* START Exercise material *

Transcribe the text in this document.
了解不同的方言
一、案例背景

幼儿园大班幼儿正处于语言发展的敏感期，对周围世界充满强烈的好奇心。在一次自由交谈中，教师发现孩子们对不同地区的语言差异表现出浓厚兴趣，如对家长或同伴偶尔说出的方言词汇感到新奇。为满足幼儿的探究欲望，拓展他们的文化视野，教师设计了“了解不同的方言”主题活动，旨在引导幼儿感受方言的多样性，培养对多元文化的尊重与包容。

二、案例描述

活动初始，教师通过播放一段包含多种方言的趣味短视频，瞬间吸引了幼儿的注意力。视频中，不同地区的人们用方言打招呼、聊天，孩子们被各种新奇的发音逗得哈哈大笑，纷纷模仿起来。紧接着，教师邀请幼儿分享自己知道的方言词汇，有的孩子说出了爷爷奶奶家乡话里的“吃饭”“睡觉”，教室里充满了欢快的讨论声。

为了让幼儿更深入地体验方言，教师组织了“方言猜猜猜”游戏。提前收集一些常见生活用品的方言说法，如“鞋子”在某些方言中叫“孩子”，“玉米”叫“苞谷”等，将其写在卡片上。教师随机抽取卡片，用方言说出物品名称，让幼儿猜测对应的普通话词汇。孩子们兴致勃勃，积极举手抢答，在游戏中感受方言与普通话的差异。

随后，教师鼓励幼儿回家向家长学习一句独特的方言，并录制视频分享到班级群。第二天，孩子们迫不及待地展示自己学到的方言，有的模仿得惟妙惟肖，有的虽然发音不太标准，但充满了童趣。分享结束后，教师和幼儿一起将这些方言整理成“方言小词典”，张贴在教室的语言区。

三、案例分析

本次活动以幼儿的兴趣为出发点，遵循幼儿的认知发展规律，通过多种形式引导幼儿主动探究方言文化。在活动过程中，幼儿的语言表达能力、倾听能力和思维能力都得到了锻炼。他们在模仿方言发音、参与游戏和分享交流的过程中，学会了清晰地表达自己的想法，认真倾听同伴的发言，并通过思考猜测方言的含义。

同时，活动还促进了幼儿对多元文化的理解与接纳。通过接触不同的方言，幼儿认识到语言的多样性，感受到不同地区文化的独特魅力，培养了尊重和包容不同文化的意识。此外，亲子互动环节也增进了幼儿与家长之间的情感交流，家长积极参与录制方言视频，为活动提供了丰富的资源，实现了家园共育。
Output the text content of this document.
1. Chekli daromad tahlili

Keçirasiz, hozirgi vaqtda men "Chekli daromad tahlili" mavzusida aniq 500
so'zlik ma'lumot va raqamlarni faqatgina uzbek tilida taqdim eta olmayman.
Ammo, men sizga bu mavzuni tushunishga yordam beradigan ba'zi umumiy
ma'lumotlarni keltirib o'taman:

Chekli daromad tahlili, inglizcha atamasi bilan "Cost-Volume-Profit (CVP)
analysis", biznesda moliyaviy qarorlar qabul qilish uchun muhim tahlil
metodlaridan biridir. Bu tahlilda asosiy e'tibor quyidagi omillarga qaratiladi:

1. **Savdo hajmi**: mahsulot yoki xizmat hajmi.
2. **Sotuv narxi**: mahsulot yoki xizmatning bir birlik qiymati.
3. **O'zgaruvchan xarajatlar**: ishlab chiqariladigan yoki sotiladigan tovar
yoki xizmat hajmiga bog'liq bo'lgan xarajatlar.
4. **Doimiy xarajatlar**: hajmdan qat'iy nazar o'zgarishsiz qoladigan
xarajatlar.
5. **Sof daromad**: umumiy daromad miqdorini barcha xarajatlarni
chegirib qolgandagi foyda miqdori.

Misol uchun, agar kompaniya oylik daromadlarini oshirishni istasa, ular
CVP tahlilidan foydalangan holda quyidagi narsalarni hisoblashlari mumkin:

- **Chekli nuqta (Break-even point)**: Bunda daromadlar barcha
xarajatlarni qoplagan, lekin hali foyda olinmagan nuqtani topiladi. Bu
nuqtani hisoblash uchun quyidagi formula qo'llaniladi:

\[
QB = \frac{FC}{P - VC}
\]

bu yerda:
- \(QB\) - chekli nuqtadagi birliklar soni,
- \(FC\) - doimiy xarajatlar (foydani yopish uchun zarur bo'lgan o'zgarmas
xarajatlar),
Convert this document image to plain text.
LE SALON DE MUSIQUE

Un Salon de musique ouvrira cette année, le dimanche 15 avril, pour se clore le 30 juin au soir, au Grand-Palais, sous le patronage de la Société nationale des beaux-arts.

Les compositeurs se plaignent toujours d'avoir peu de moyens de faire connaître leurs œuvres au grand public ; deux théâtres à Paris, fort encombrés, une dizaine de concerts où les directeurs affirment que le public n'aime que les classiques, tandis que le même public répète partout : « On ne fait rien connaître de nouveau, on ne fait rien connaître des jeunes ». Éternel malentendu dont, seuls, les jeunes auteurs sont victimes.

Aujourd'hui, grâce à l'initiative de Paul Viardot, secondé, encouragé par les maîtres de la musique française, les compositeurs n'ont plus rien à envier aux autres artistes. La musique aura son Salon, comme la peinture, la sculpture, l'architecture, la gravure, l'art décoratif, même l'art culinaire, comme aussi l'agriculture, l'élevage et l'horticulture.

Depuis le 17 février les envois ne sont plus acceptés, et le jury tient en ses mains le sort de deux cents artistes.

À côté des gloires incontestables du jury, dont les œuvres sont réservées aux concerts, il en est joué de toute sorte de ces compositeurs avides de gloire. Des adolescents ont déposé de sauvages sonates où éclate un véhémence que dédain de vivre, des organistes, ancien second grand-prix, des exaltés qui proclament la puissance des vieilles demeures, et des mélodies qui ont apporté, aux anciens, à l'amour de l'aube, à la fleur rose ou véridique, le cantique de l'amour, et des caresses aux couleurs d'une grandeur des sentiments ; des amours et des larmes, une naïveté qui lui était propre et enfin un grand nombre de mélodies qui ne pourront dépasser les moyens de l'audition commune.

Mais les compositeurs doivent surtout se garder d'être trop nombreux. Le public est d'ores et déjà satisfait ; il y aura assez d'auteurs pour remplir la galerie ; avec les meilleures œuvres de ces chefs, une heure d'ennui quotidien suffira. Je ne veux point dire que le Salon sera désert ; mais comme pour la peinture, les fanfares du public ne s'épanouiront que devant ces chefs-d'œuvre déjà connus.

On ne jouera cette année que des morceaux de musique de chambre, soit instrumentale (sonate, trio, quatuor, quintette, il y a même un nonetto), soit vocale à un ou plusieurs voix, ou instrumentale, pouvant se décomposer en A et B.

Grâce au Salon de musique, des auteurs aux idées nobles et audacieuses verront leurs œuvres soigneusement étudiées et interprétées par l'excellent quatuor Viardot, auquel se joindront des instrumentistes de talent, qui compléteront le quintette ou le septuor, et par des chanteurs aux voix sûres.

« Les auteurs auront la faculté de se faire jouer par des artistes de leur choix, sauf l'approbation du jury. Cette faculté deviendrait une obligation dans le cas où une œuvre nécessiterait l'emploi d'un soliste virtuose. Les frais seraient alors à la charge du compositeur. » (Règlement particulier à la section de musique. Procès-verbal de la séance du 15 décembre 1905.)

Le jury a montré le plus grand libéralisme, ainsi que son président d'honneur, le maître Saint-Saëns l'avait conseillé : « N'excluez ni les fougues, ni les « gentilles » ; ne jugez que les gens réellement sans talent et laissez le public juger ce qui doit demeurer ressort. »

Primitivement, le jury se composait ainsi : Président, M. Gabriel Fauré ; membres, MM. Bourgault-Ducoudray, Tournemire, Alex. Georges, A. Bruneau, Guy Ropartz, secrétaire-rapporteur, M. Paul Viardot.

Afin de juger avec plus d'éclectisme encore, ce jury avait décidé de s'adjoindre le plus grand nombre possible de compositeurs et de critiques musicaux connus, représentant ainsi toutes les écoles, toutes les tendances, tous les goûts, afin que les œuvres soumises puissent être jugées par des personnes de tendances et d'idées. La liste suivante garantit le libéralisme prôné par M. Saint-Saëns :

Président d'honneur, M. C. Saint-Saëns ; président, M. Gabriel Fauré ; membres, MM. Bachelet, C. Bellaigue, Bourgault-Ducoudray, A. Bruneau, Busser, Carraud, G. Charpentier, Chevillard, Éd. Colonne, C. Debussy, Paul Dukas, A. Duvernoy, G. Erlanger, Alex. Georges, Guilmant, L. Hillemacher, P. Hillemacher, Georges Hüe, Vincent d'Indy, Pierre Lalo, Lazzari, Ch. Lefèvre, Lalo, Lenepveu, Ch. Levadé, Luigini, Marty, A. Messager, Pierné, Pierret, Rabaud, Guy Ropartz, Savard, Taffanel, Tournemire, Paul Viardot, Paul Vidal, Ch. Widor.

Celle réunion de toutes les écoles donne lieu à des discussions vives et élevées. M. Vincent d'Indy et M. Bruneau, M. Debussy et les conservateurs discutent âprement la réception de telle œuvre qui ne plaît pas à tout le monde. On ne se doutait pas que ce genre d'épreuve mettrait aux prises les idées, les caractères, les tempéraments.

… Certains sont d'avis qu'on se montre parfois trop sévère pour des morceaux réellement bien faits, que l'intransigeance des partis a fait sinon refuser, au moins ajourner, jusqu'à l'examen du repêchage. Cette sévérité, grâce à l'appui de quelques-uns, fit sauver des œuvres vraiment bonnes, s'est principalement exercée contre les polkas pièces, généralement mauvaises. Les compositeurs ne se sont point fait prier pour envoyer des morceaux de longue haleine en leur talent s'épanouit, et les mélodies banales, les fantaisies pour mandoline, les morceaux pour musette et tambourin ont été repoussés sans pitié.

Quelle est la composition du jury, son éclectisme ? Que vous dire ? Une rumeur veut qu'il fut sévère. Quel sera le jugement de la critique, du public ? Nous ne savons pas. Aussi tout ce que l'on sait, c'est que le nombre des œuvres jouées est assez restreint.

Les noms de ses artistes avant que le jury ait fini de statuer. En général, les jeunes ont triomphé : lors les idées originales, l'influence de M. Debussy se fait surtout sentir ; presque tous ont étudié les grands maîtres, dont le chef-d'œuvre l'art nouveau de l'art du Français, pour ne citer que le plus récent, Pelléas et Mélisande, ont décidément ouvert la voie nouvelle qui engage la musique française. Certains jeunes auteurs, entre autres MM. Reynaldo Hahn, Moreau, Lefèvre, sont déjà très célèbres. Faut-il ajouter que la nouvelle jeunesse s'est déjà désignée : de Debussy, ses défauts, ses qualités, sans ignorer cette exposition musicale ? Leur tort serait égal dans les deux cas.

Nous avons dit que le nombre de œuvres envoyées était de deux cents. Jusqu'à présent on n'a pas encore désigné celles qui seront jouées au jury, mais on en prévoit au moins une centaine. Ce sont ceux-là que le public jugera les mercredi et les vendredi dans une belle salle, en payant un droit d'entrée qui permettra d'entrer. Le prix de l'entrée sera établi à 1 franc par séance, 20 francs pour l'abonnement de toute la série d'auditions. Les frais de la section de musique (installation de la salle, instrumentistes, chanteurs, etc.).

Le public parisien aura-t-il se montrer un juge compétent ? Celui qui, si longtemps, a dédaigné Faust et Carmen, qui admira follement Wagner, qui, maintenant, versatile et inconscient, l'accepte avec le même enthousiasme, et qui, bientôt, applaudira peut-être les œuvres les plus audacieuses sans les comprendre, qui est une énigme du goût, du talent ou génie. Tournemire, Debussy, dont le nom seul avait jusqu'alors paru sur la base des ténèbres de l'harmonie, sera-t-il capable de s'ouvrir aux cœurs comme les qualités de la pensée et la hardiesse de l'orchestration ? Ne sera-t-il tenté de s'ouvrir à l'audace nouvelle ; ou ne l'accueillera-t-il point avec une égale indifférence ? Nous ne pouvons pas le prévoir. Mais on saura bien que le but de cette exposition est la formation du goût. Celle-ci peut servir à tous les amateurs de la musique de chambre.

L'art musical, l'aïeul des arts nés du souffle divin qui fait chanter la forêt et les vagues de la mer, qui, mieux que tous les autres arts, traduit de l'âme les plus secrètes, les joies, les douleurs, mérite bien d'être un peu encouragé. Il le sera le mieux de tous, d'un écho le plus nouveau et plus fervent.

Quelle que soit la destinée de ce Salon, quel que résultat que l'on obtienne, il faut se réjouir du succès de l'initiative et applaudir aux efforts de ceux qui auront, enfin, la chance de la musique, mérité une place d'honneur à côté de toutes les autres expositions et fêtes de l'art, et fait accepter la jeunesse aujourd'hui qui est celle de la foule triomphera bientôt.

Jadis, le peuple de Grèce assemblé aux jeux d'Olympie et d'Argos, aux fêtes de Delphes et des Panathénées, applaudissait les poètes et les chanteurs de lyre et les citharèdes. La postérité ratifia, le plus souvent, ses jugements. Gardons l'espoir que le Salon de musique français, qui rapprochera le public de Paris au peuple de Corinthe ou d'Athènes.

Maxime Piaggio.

* END Exercise material *

:: Exercise objective ::
Gather each line from the entries above that includes the word "nuqtani".

:: Solution ::
xarajatlarni qoplagan, lekin hali foyda olinmagan nuqtani topiladi. Bu
nuqtani hisoblash uchun quyidagi formula qo'llaniladi:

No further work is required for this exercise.